§ **EXERCISE AIM**
Swap "call-in system" for "phone-in system" in the forum thread on deer meat in warm weather, and give the passage from "I have not bought" up to and including "until next year." with that change.

──────── EXTRACT PROVIDED

# Meat and Warm Weather



## oucat (Aug 18, 2005)

I'm sure this has been discussed before, but I was not able to locate a thread on the topic. I normally pass on does until the weather gets a little cooler, but this year I am thinking about shooting a doe or two as soon as I have the opportunity.

I am wondering how people care for the meat after they shoot a deer in warm weather? I normally try to butcher the deer myself and want to avoid waste. I am thinking I would skin and quarter the animal asap and put it on ice. 

Any thoughts or advice?


----------



## jackal_727 (Feb 16, 2010)

I feel similar to the way you do and this is why for years i never hunted evenings till the weather broke. When you had to check deer in before they were skinned quartered and butchered i found many times when it was just to late to find an open check station in my area with sunset being after 8. This year will be nice with the option of checking them in online or over the phone. 

As far as cleaning them, if your doing this at a camp, public land or somewhere not close to home, your best bet would be to quarter the meat and put on ice, just as you said. If your hunting land near your home, you should have plenty of time to dress, and butcher your deer without spoiling the meat.


----------



## bkr43050 (Apr 5, 2004)

I bone the deer ASAP and get it in a cooler on ice. I put it in bags and place it in the cooler on top of plenty of ice. The bags keep it from drawing soaking in water. If the cooler is kept covered well you can wait for a while to finish up the meat as long as you have ice in the cooler.

The largest risk you have in the early season is not recovering a deer in a timely manner after shooting it.

I have not bought any tags yet for this year as I usually do landowner's tags but I thought that call-in system was not going in place until next year.


----------



## Whaler (Nov 16, 2004)

A few years ago I was hunting at my buddy's place in West Virginia. We each shot a buck the first day but the only problem was it was 70 degrees that afternoon. WE took them and checked them in right away and then I went into town and bought two large plastic trash cans and about eight or ten bags of ice.
After skinning them and quartering them we placed the quarters in large plastic trash bags and placed them in the trash cans in the ice. THis worked great. That night a cold front came through and the unusually warm weather was gone. The meat was fine thanks to doing this.


----------



## bkr43050 (Apr 5, 2004)

I can usually have it all of the bone within about an hour or so. I like doing it that way as opposed to leaving it quartered just a preference on my part. I figure it is work that I am going to need to do anyway and getting it in smaller bags and having the bone out of the way the meat cools down quicker.


----------



## lil goose (Oct 16, 2009)

jackal_727 said:


> I feel similar to the way you do and this is why for years i never hunted evenings till the weather broke. When you had to check deer in before they were skinned quartered and butchered i found many times when it was just to late to find an open check station in my area with sunset being after 8. This year will be nice with the option of checking them in online or over the phone.

────────────────
──────── MATERIAL SUPPLIED

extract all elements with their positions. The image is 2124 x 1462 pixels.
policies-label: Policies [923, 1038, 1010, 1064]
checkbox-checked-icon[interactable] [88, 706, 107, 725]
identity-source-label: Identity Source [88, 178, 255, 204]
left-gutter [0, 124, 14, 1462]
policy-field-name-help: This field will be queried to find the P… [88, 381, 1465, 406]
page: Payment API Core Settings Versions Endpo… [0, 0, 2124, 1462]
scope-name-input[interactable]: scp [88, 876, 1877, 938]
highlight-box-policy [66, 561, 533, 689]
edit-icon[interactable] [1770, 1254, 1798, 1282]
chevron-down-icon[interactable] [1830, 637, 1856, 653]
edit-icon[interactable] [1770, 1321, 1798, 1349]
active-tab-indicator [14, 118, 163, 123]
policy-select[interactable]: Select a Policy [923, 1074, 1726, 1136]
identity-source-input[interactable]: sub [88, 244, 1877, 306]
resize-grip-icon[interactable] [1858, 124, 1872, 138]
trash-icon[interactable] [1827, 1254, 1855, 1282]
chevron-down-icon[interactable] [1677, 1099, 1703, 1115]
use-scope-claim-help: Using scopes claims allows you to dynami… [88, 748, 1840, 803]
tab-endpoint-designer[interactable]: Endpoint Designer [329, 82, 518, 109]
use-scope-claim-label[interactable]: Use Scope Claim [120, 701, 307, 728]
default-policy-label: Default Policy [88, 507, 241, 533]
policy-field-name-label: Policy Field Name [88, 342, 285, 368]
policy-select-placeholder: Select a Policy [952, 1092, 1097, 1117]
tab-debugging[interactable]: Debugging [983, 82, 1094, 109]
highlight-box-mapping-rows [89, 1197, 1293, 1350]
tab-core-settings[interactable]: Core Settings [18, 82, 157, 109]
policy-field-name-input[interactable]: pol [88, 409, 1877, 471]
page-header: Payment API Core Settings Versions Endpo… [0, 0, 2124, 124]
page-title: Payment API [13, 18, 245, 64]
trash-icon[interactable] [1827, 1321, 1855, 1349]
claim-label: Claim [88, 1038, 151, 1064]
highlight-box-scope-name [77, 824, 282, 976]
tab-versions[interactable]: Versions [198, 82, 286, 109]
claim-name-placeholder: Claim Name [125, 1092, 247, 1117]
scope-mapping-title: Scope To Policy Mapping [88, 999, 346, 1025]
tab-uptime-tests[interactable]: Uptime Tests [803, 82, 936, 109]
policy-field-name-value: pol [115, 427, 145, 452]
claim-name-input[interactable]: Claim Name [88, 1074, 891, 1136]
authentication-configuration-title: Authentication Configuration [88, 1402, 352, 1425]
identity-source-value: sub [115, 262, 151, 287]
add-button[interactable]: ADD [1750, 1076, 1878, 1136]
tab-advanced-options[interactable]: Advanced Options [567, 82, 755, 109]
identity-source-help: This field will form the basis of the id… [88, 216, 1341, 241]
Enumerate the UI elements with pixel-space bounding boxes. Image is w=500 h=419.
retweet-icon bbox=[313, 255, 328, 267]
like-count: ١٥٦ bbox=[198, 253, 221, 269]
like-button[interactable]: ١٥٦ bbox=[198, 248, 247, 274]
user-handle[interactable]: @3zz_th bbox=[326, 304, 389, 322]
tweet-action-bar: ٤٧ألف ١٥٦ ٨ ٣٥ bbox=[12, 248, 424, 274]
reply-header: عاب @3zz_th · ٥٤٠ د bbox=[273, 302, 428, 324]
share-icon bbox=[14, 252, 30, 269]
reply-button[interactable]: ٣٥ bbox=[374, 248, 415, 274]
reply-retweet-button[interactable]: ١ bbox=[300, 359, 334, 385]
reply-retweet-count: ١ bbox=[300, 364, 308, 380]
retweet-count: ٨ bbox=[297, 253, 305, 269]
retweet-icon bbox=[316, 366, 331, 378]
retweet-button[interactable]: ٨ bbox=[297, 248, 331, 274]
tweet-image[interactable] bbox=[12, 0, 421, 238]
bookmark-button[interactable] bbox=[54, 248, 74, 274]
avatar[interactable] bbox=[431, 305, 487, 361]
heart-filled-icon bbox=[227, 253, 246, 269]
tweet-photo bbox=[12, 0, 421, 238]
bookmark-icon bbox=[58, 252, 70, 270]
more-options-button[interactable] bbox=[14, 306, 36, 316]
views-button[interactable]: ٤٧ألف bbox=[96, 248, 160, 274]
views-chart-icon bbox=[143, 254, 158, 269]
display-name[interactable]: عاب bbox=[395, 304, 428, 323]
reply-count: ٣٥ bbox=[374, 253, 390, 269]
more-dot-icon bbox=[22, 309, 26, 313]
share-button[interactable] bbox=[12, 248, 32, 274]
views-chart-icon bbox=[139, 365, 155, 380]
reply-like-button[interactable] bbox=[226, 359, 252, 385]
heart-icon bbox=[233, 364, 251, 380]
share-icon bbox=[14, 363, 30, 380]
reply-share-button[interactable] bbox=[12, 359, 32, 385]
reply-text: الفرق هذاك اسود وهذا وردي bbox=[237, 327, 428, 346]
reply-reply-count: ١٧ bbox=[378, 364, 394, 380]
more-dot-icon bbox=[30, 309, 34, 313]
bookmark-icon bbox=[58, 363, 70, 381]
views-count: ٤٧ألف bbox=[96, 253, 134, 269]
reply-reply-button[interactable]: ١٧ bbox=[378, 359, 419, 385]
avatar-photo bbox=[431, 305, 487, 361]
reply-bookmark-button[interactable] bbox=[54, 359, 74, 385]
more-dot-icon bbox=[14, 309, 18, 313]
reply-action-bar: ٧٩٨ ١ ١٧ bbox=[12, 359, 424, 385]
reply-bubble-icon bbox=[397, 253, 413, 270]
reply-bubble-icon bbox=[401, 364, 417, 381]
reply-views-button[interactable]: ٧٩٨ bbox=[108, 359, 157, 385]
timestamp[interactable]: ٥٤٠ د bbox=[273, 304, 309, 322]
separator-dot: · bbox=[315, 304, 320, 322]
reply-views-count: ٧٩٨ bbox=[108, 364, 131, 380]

────────────────

§ **ANSWER IN FULL**
I have not bought any tags yet for this year as I usually do landowner's tags but I thought that phone-in system was not going in place until next year.